About this task> Scan the data below and report how many lines include the word "Daily". Nothing else is wanted.
BEGIN Listed records
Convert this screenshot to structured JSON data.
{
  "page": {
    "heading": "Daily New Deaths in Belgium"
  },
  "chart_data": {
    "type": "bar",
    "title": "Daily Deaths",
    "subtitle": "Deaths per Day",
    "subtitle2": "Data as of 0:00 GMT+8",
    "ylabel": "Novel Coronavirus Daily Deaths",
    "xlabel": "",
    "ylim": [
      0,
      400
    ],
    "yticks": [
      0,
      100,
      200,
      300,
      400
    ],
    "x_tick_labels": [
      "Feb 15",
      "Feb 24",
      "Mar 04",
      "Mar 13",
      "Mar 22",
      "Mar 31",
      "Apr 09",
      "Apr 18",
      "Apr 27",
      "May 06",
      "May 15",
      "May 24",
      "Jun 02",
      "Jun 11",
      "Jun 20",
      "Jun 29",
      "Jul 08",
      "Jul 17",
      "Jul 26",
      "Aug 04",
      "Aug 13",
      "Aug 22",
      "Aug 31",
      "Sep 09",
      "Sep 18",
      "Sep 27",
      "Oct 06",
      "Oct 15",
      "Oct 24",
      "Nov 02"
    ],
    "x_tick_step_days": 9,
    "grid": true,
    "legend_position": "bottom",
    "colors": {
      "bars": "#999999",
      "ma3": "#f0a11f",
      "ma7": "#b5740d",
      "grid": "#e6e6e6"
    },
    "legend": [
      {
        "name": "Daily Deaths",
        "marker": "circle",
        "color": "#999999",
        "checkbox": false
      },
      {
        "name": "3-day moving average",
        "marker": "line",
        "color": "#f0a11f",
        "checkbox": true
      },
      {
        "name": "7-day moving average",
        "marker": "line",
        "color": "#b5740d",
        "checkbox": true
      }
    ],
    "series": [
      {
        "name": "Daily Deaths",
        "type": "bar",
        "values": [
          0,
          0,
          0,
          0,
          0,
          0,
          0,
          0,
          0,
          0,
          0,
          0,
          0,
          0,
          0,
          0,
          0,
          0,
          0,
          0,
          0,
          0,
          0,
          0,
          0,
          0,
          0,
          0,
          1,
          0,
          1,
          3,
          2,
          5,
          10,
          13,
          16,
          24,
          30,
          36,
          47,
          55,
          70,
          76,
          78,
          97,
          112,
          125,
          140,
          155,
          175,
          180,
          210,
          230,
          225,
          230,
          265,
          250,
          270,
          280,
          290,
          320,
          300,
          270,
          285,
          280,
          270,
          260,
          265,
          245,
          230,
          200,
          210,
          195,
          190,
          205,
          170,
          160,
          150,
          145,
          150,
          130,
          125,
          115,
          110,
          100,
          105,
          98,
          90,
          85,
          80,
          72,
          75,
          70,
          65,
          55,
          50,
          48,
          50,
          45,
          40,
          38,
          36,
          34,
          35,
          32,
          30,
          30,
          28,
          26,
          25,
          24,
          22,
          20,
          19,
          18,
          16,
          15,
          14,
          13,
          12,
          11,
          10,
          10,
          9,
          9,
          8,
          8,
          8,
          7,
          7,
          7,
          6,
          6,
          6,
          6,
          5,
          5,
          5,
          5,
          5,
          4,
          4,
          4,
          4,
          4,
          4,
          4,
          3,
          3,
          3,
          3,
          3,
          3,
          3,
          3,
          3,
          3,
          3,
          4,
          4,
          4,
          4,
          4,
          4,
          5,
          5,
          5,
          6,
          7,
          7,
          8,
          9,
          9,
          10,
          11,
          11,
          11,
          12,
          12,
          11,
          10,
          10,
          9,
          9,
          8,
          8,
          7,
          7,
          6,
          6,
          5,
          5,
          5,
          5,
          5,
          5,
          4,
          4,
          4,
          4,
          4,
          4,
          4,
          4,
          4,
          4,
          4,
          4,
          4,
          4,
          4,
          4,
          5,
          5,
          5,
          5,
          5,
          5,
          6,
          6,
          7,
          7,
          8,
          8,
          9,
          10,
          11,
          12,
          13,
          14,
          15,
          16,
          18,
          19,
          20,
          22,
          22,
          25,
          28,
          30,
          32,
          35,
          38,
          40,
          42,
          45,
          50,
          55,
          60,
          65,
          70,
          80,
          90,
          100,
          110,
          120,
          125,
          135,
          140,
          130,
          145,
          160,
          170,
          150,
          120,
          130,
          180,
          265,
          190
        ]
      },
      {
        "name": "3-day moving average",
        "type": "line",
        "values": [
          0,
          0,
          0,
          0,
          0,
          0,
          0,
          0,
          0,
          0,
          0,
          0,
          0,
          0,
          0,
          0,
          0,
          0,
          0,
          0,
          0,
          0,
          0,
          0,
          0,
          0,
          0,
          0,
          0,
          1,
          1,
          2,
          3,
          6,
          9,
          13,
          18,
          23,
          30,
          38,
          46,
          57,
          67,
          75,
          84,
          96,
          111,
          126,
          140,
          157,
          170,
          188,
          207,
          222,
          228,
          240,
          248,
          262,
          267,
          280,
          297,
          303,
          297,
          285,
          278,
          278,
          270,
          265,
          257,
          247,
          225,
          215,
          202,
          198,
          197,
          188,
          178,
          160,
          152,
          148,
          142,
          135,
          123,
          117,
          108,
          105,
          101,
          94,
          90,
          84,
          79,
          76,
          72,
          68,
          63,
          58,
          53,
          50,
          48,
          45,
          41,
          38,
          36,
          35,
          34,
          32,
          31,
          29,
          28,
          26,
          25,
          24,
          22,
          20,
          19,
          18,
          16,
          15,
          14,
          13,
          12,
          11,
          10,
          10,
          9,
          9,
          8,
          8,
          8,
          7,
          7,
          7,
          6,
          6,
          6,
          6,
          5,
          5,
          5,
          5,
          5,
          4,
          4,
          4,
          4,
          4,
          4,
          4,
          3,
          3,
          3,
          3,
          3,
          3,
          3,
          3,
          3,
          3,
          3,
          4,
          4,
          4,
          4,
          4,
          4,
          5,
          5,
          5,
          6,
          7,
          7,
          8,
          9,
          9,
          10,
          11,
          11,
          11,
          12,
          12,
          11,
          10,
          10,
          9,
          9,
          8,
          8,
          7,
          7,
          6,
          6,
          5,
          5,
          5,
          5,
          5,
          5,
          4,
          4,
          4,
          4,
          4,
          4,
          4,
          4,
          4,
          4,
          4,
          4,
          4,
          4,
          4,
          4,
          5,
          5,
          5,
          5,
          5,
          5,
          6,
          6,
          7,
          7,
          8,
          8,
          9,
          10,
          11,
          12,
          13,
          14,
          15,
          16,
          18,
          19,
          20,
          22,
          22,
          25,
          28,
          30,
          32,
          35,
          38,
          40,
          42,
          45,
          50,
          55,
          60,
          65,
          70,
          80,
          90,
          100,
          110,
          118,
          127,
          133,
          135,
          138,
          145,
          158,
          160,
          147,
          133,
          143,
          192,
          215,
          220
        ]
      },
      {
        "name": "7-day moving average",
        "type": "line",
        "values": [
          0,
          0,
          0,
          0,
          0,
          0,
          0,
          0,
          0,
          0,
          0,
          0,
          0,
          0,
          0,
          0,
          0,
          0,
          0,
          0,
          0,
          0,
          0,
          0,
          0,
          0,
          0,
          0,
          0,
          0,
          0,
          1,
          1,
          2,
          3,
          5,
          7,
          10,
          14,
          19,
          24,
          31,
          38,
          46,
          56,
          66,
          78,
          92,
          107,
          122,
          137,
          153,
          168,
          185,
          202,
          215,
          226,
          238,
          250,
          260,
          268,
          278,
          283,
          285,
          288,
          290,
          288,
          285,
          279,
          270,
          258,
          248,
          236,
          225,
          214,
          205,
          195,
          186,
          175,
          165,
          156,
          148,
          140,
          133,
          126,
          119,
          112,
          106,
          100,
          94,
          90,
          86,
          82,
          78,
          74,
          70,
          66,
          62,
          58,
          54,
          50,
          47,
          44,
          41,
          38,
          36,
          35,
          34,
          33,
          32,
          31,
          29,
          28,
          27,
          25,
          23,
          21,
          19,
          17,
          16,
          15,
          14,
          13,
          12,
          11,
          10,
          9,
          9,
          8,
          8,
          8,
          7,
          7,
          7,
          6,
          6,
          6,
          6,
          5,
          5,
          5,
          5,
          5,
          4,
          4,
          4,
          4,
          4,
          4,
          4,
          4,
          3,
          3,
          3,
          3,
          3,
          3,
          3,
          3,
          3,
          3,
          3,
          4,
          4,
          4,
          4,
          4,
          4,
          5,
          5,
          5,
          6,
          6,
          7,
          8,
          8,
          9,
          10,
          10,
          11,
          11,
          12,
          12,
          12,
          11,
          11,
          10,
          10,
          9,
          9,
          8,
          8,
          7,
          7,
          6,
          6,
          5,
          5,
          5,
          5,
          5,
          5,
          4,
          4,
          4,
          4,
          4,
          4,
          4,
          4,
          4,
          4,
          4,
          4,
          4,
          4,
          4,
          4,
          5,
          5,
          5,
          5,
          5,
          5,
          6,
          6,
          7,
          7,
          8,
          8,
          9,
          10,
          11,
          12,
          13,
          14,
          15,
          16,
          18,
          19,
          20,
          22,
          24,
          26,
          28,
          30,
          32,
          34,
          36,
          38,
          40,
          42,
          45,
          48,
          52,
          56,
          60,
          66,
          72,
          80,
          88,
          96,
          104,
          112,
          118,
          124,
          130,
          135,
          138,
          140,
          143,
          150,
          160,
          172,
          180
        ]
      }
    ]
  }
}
END Listed records
Written answer> 5